_What the task requires_.
Count lines holding the word "理想の平日の睡眠時間". Only the number is wanted.

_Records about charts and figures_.
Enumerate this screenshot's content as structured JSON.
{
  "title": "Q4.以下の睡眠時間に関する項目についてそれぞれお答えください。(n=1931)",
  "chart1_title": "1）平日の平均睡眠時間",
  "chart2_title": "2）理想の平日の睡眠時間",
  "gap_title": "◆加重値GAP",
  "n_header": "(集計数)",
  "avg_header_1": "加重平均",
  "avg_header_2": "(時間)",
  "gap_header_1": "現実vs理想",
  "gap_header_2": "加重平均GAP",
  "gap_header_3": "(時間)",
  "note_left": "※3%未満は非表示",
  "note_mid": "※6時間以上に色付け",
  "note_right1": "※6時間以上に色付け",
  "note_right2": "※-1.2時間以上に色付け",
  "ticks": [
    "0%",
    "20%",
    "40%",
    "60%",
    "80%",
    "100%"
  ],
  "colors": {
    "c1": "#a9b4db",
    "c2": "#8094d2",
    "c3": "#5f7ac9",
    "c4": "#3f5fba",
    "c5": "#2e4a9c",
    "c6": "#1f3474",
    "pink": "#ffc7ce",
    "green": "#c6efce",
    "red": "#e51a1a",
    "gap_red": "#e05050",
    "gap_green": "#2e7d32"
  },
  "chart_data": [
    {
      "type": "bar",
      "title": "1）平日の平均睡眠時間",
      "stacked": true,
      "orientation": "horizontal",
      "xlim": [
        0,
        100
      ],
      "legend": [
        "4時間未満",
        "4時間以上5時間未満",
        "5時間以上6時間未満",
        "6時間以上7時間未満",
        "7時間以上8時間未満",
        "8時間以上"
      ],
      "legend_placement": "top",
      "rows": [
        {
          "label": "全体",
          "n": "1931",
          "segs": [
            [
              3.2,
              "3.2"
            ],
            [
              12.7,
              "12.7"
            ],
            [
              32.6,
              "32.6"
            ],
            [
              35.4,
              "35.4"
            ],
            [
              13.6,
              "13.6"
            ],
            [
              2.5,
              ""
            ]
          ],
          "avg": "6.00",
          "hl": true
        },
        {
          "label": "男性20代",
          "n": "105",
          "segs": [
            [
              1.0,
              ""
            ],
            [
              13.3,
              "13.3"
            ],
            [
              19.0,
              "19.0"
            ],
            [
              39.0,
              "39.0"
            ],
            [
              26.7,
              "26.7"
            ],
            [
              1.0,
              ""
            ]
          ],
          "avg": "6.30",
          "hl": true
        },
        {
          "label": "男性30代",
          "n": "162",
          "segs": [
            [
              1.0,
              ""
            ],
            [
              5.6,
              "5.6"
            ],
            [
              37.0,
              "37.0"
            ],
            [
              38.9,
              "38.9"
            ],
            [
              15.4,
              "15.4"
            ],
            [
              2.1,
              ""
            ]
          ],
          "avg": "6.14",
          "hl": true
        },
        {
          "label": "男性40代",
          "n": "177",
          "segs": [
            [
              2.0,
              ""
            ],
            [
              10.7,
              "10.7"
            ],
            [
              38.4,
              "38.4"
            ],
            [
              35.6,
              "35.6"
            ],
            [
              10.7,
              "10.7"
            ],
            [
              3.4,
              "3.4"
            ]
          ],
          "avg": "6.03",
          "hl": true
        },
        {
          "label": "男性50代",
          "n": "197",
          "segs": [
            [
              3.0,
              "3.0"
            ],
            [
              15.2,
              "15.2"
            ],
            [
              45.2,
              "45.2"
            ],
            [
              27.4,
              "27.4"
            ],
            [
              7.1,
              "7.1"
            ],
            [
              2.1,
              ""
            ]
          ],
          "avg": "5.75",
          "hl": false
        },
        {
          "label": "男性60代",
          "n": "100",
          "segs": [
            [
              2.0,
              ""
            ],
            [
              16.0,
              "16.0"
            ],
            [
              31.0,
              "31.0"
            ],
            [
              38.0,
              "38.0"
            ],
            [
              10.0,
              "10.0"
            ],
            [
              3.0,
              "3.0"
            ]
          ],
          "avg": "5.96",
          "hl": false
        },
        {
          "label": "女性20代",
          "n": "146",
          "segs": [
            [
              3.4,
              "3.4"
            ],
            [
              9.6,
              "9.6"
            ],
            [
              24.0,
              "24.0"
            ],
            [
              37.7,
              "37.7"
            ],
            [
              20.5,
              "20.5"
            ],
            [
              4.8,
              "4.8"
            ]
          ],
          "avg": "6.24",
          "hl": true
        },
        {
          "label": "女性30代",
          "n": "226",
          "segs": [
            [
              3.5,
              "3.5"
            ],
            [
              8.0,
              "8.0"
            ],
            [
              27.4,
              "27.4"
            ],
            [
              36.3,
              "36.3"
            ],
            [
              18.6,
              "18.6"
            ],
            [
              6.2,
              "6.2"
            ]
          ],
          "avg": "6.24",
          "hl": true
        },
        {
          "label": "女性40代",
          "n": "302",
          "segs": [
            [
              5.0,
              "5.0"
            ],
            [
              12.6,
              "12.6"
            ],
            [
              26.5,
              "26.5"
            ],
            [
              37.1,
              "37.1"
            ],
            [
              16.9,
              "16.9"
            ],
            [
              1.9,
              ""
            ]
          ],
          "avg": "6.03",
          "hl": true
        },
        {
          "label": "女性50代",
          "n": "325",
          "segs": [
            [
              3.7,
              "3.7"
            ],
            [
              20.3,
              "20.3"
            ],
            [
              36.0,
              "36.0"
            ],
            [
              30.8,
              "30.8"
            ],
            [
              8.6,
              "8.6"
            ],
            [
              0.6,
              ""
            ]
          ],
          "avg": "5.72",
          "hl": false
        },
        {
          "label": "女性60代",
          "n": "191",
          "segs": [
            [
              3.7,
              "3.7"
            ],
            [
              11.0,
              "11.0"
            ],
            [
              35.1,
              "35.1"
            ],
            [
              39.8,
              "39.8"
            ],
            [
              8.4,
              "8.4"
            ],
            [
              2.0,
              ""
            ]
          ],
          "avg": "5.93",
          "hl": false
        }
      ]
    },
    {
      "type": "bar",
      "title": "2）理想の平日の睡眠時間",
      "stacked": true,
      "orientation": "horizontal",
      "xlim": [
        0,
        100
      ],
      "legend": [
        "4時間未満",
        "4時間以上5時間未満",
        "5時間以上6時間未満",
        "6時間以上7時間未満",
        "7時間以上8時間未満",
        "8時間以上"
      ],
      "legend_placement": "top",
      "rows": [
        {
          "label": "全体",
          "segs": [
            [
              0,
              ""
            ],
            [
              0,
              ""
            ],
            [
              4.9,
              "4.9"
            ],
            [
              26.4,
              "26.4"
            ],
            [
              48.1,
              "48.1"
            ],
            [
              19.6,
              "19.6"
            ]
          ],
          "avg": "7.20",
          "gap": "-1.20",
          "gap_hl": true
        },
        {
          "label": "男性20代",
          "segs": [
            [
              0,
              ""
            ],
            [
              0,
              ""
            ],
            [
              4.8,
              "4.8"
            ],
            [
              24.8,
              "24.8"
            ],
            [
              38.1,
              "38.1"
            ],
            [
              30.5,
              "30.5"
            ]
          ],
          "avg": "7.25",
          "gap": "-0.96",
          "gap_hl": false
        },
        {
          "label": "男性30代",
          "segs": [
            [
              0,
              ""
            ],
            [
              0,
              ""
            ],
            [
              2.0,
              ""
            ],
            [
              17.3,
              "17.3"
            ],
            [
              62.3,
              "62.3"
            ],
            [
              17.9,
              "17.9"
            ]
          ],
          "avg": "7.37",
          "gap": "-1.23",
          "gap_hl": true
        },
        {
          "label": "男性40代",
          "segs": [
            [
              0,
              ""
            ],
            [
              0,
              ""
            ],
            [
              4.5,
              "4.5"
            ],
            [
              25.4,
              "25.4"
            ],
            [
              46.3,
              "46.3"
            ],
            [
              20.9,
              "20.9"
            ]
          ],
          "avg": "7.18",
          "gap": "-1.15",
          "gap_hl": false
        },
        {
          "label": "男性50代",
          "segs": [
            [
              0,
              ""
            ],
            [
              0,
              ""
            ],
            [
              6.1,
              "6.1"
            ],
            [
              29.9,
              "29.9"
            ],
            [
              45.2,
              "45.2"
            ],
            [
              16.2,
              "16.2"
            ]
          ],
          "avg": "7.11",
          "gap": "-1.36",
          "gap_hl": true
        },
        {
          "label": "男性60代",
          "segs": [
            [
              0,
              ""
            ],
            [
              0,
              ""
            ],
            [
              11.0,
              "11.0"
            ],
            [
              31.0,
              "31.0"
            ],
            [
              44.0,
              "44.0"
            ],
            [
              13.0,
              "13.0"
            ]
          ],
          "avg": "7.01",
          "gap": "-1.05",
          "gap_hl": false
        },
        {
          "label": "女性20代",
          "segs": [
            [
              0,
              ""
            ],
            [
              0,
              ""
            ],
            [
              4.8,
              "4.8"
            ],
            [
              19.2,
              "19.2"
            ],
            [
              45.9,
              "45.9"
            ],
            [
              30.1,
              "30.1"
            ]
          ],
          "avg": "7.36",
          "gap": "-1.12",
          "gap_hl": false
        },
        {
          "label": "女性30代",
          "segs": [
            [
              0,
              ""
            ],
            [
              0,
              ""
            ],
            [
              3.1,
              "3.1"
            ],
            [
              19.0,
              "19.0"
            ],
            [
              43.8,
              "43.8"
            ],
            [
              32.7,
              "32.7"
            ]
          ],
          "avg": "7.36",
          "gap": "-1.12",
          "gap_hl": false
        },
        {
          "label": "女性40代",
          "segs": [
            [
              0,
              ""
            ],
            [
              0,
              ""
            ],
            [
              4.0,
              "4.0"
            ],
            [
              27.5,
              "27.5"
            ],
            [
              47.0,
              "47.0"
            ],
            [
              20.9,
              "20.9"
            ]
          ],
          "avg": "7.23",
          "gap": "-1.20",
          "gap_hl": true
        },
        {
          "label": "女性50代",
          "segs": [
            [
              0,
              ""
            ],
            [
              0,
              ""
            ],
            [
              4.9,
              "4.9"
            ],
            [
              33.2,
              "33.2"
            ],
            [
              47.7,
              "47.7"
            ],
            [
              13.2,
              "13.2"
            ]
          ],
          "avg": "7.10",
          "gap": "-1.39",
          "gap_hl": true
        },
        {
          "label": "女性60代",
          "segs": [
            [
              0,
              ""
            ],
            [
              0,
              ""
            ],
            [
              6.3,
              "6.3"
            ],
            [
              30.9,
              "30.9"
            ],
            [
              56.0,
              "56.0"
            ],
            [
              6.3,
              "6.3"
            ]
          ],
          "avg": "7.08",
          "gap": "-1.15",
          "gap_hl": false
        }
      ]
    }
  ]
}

_Expected answer_.
2